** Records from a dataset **
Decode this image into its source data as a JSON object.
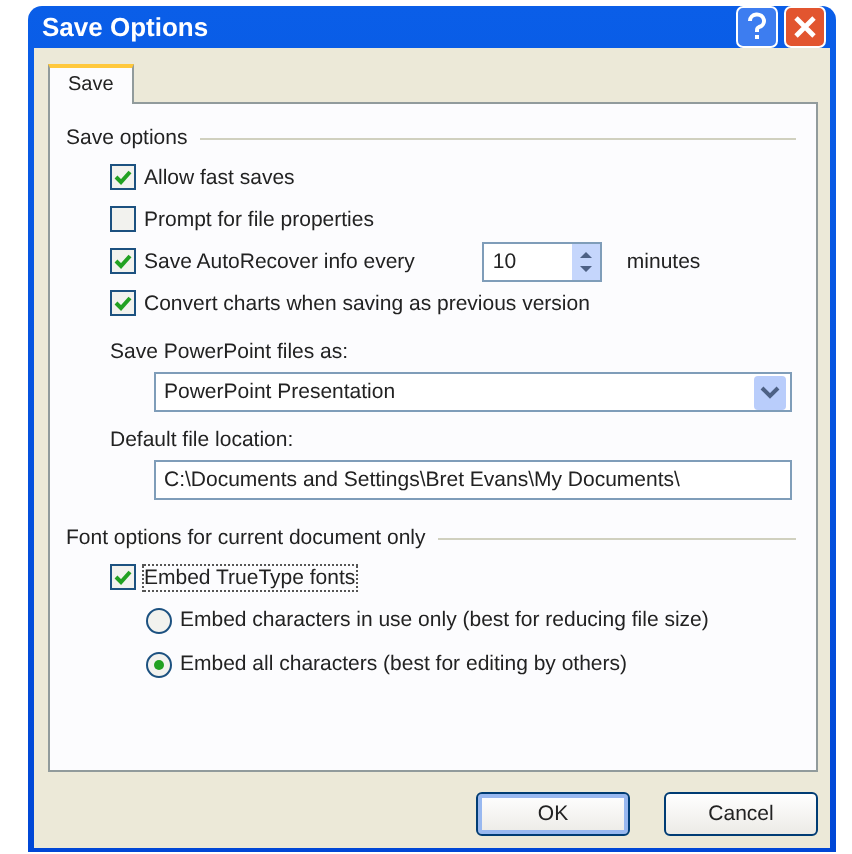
{
  "window": {
    "title": "Save Options"
  },
  "tabs": [
    {
      "label": "Save",
      "selected": true
    }
  ],
  "save_options": {
    "heading": "Save options",
    "items": [
      {
        "kind": "checkbox",
        "label": "Allow fast saves",
        "checked": true
      },
      {
        "kind": "checkbox",
        "label": "Prompt for file properties",
        "checked": false
      },
      {
        "kind": "spin",
        "label": "Save AutoRecover info every",
        "checked": true,
        "value": "10",
        "unit": "minutes"
      },
      {
        "kind": "checkbox",
        "label": "Convert charts when saving as previous version",
        "checked": true
      }
    ],
    "format": {
      "label": "Save PowerPoint files as:",
      "value": "PowerPoint Presentation"
    },
    "location": {
      "label": "Default file location:",
      "value": "C:\\Documents and Settings\\Bret Evans\\My Documents\\"
    }
  },
  "font_options": {
    "heading": "Font options for current document only",
    "embed": {
      "label": "Embed TrueType fonts",
      "checked": true
    },
    "radios": [
      {
        "label": "Embed characters in use only (best for reducing file size)",
        "selected": false
      },
      {
        "label": "Embed all characters (best for editing by others)",
        "selected": true
      }
    ]
  },
  "buttons": [
    "OK",
    "Cancel"
  ]
}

** Instructions for the task **
Return the entries unchanged, save for the pictures, which do not belong in the copy.

** The solution **
Decode this image into its source data as a JSON object.
{
  "window": {
    "title": "Save Options"
  },
  "tabs": [
    {
      "label": "Save",
      "selected": true
    }
  ],
  "save_options": {
    "heading": "Save options",
    "items": [
      {
        "kind": "checkbox",
        "label": "Allow fast saves",
        "checked": true
      },
      {
        "kind": "checkbox",
        "label": "Prompt for file properties",
        "checked": false
      },
      {
        "kind": "spin",
        "label": "Save AutoRecover info every",
        "checked": true,
        "value": "10",
        "unit": "minutes"
      },
      {
        "kind": "checkbox",
        "label": "Convert charts when saving as previous version",
        "checked": true
      }
    ],
    "format": {
      "label": "Save PowerPoint files as:",
      "value": "PowerPoint Presentation"
    },
    "location": {
      "label": "Default file location:",
      "value": "C:\\Documents and Settings\\Bret Evans\\My Documents\\"
    }
  },
  "font_options": {
    "heading": "Font options for current document only",
    "embed": {
      "label": "Embed TrueType fonts",
      "checked": true
    },
    "radios": [
      {
        "label": "Embed characters in use only (best for reducing file size)",
        "selected": false
      },
      {
        "label": "Embed all characters (best for editing by others)",
        "selected": true
      }
    ]
  },
  "buttons": [
    "OK",
    "Cancel"
  ]
}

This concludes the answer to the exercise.